==== DATASET RECORDS
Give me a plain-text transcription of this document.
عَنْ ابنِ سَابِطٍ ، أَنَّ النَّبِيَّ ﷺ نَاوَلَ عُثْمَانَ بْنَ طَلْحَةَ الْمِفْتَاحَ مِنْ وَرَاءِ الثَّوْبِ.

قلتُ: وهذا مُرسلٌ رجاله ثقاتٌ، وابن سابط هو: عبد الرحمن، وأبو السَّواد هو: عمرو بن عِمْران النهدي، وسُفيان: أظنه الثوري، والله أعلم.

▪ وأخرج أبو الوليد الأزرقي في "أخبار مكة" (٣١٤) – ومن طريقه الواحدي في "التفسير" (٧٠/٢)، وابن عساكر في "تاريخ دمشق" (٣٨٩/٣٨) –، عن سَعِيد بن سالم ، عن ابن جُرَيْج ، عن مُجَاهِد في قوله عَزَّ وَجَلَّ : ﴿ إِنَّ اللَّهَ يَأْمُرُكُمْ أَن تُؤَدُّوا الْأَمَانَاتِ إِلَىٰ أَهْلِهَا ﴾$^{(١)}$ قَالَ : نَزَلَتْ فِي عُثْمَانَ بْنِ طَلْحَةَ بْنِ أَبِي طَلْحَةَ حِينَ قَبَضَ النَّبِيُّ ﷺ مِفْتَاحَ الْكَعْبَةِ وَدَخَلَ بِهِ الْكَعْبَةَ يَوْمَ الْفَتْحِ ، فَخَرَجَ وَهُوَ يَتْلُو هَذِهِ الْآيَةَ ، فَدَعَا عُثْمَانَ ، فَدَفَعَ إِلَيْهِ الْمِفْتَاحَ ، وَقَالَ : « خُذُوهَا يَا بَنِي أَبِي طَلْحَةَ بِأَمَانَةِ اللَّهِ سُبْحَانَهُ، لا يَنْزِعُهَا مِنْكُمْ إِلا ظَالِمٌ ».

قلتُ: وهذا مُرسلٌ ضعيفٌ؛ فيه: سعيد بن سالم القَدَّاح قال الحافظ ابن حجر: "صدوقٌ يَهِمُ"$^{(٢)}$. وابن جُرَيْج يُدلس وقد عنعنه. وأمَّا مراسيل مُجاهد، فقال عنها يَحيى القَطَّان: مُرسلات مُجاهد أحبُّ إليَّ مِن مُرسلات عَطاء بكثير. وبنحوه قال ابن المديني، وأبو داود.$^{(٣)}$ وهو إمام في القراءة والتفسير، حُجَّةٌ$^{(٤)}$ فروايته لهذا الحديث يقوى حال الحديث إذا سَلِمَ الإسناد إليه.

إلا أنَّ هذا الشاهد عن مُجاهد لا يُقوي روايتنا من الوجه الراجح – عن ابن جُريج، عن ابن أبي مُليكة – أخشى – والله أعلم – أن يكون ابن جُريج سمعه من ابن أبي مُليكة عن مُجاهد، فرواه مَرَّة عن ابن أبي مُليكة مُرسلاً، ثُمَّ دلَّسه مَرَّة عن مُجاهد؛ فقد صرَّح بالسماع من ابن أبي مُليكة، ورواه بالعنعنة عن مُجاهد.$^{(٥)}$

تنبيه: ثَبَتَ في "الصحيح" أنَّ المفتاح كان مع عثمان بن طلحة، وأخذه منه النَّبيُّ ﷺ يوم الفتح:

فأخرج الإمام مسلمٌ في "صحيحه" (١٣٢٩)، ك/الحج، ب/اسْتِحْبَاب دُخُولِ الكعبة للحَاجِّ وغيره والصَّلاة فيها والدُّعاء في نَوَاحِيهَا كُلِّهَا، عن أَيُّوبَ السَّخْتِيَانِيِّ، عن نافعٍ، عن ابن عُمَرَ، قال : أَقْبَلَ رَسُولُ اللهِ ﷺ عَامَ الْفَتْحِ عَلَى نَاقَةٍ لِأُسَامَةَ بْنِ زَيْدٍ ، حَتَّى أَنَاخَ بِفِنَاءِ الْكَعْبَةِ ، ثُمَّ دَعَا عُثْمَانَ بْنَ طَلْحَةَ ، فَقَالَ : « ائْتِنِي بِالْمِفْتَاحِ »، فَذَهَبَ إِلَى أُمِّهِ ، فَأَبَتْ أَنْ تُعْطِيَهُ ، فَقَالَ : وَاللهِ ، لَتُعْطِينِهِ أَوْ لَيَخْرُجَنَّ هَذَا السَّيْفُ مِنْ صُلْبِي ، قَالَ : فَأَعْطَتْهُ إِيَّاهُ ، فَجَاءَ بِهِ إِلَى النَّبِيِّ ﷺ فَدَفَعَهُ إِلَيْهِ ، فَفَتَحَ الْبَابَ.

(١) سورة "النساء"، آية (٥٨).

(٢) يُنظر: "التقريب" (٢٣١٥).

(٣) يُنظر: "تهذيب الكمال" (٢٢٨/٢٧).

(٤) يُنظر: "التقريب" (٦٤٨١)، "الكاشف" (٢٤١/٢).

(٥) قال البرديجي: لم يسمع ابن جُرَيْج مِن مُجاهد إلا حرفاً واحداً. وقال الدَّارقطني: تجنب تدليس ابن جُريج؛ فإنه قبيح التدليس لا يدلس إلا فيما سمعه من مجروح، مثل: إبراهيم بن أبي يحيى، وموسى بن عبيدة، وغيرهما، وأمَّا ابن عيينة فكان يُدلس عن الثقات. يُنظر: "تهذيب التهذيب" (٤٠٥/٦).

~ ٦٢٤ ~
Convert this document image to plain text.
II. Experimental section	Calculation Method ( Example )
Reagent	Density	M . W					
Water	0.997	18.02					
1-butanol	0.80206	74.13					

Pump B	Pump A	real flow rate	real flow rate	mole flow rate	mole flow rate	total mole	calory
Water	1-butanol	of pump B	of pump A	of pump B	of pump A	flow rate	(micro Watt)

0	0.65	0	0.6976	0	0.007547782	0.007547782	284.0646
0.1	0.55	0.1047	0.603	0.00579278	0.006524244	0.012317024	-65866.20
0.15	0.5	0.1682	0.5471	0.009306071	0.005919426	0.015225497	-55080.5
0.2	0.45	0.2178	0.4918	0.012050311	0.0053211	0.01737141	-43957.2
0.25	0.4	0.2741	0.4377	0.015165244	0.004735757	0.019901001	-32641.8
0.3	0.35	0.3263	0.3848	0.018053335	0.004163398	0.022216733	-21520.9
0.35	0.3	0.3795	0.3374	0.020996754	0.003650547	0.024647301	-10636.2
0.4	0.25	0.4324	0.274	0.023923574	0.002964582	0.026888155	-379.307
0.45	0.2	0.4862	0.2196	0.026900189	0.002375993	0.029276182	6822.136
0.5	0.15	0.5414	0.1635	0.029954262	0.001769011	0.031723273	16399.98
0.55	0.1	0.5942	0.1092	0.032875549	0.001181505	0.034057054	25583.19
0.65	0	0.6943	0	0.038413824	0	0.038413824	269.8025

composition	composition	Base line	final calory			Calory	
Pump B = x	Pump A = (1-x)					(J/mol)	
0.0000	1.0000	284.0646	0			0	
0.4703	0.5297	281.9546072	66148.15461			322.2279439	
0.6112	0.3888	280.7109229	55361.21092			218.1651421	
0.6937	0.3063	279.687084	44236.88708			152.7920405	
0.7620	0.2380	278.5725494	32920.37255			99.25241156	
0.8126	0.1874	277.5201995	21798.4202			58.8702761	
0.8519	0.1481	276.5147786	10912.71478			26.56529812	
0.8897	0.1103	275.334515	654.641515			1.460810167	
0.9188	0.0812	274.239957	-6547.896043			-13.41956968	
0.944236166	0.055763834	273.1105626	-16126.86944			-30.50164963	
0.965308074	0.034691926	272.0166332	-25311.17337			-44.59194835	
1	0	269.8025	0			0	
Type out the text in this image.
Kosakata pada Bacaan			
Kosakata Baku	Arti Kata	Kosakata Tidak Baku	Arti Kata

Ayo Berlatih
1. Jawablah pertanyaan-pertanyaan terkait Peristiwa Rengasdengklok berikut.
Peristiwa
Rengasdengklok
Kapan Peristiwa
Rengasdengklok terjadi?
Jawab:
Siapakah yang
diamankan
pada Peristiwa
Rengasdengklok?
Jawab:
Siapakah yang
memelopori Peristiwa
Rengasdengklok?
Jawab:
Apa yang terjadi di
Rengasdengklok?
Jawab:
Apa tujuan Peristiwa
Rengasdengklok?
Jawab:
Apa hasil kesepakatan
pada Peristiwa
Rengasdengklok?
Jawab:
========
Show the lines of the data that hold the word "تهذيب".

- **REPLY**:
(٣) يُنظر: "تهذيب الكمال" (٢٢٨/٢٧).
(٥) قال البرديجي: لم يسمع ابن جُرَيْج مِن مُجاهد إلا حرفاً واحداً. وقال الدَّارقطني: تجنب تدليس ابن جُريج؛ فإنه قبيح التدليس لا يدلس إلا فيما سمعه من مجروح، مثل: إبراهيم بن أبي يحيى، وموسى بن عبيدة، وغيرهما، وأمَّا ابن عيينة فكان يُدلس عن الثقات. يُنظر: "تهذيب التهذيب" (٤٠٥/٦).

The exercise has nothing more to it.